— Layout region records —
+++

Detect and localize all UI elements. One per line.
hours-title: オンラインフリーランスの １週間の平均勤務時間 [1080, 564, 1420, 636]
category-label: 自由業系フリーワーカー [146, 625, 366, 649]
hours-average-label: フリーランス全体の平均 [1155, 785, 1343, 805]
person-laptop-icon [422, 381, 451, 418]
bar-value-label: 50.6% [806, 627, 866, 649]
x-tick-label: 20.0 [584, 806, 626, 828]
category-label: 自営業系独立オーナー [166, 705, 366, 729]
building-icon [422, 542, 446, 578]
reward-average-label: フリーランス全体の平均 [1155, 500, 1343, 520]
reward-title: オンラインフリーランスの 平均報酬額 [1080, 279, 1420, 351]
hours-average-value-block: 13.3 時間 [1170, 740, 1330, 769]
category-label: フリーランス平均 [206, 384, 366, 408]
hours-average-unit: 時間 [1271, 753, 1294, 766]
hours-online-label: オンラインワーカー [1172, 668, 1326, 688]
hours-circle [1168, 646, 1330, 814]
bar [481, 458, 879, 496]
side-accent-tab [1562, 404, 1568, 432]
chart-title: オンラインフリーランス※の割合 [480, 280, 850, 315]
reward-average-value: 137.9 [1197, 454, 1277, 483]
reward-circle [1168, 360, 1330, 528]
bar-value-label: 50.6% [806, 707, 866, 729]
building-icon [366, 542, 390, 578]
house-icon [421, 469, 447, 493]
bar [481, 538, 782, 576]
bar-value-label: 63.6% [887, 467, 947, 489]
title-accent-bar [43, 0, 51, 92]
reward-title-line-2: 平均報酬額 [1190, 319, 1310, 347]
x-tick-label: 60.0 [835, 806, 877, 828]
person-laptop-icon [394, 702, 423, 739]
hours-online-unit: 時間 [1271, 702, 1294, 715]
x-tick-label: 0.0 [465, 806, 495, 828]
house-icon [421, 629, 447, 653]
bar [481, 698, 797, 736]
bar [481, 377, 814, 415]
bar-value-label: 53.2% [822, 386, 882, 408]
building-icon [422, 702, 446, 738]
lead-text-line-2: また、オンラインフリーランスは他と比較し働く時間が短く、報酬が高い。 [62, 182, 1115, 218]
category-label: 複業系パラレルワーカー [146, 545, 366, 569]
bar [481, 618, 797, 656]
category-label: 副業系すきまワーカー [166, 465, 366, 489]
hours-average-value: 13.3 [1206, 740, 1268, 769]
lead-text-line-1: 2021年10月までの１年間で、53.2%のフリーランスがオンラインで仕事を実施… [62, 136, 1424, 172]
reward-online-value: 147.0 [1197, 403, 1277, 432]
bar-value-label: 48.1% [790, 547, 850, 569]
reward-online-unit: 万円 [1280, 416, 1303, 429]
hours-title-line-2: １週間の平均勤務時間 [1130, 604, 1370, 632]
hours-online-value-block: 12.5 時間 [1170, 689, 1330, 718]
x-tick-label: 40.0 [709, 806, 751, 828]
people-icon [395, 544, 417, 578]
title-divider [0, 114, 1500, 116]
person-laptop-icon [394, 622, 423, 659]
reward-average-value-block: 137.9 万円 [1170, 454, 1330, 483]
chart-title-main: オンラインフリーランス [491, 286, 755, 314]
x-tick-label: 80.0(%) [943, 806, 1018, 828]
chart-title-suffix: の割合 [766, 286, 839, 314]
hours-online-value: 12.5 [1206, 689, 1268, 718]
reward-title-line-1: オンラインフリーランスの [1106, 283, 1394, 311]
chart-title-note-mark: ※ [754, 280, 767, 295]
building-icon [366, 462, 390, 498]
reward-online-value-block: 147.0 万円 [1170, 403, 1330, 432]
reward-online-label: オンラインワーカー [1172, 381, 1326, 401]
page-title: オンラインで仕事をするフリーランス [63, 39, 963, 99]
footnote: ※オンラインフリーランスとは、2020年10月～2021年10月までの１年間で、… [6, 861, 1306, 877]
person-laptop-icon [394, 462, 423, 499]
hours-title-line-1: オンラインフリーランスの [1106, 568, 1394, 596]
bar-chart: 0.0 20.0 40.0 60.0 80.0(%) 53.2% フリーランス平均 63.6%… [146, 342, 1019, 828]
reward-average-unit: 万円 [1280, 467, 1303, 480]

+++

— TASK DETAILS —
Please convert every line of the material above into a Markdown table with the columns "Row" and "Material line", numbering the rows and omitting blank lines.

— REPLY TO THE EXERCISE —
| Row | Material line |
|---|---|
| 1 | Detect and localize all UI elements. One per line. |
| 2 | hours-title: オンラインフリーランスの １週間の平均勤務時間 [1080, 564, 1420, 636] |
| 3 | category-label: 自由業系フリーワーカー [146, 625, 366, 649] |
| 4 | hours-average-label: フリーランス全体の平均 [1155, 785, 1343, 805] |
| 5 | person-laptop-icon [422, 381, 451, 418] |
| 6 | bar-value-label: 50.6% [806, 627, 866, 649] |
| 7 | x-tick-label: 20.0 [584, 806, 626, 828] |
| 8 | category-label: 自営業系独立オーナー [166, 705, 366, 729] |
| 9 | building-icon [422, 542, 446, 578] |
| 10 | reward-average-label: フリーランス全体の平均 [1155, 500, 1343, 520] |
| 11 | reward-title: オンラインフリーランスの 平均報酬額 [1080, 279, 1420, 351] |
| 12 | hours-average-value-block: 13.3 時間 [1170, 740, 1330, 769] |
| 13 | category-label: フリーランス平均 [206, 384, 366, 408] |
| 14 | hours-average-unit: 時間 [1271, 753, 1294, 766] |
| 15 | hours-online-label: オンラインワーカー [1172, 668, 1326, 688] |
| 16 | hours-circle [1168, 646, 1330, 814] |
| 17 | bar [481, 458, 879, 496] |
| 18 | side-accent-tab [1562, 404, 1568, 432] |
| 19 | chart-title: オンラインフリーランス※の割合 [480, 280, 850, 315] |
| 20 | reward-average-value: 137.9 [1197, 454, 1277, 483] |
| 21 | reward-circle [1168, 360, 1330, 528] |
| 22 | bar-value-label: 50.6% [806, 707, 866, 729] |
| 23 | building-icon [366, 542, 390, 578] |
| 24 | house-icon [421, 469, 447, 493] |
| 25 | bar [481, 538, 782, 576] |
| 26 | bar-value-label: 63.6% [887, 467, 947, 489] |
| 27 | title-accent-bar [43, 0, 51, 92] |
| 28 | reward-title-line-2: 平均報酬額 [1190, 319, 1310, 347] |
| 29 | x-tick-label: 60.0 [835, 806, 877, 828] |
| 30 | person-laptop-icon [394, 702, 423, 739] |
| 31 | hours-online-unit: 時間 [1271, 702, 1294, 715] |
| 32 | x-tick-label: 0.0 [465, 806, 495, 828] |
| 33 | house-icon [421, 629, 447, 653] |
| 34 | bar [481, 698, 797, 736] |
| 35 | bar [481, 377, 814, 415] |
| 36 | bar-value-label: 53.2% [822, 386, 882, 408] |
| 37 | building-icon [422, 702, 446, 738] |
| 38 | lead-text-line-2: また、オンラインフリーランスは他と比較し働く時間が短く、報酬が高い。 [62, 182, 1115, 218] |
| 39 | category-label: 複業系パラレルワーカー [146, 545, 366, 569] |
| 40 | bar [481, 618, 797, 656] |
| 41 | category-label: 副業系すきまワーカー [166, 465, 366, 489] |
| 42 | hours-average-value: 13.3 [1206, 740, 1268, 769] |
| 43 | lead-text-line-1: 2021年10月までの１年間で、53.2%のフリーランスがオンラインで仕事を実施… [62, 136, 1424, 172] |
| 44 | reward-online-value: 147.0 [1197, 403, 1277, 432] |
| 45 | bar-value-label: 48.1% [790, 547, 850, 569] |
| 46 | reward-online-unit: 万円 [1280, 416, 1303, 429] |
| 47 | hours-title-line-2: １週間の平均勤務時間 [1130, 604, 1370, 632] |
| 48 | hours-online-value-block: 12.5 時間 [1170, 689, 1330, 718] |
| 49 | x-tick-label: 40.0 [709, 806, 751, 828] |
| 50 | people-icon [395, 544, 417, 578] |
| 51 | title-divider [0, 114, 1500, 116] |
| 52 | person-laptop-icon [394, 622, 423, 659] |
| 53 | reward-average-value-block: 137.9 万円 [1170, 454, 1330, 483] |
| 54 | chart-title-main: オンラインフリーランス [491, 286, 755, 314] |
| 55 | x-tick-label: 80.0(%) [943, 806, 1018, 828] |
| 56 | chart-title-suffix: の割合 [766, 286, 839, 314] |
| 57 | hours-online-value: 12.5 [1206, 689, 1268, 718] |
| 58 | reward-title-line-1: オンラインフリーランスの [1106, 283, 1394, 311] |
| 59 | chart-title-note-mark: ※ [754, 280, 767, 295] |
| 60 | building-icon [366, 462, 390, 498] |
| 61 | reward-online-value-block: 147.0 万円 [1170, 403, 1330, 432] |
| 62 | reward-online-label: オンラインワーカー [1172, 381, 1326, 401] |
| 63 | page-title: オンラインで仕事をするフリーランス [63, 39, 963, 99] |
| 64 | footnote: ※オンラインフリーランスとは、2020年10月～2021年10月までの１年間で、… [6, 861, 1306, 877] |
| 65 | person-laptop-icon [394, 462, 423, 499] |
| 66 | hours-title-line-1: オンラインフリーランスの [1106, 568, 1394, 596] |
| 67 | bar-chart: 0.0 20.0 40.0 60.0 80.0(%) 53.2% フリーランス平均 63.6%… [146, 342, 1019, 828] |
| 68 | reward-average-unit: 万円 [1280, 467, 1303, 480] |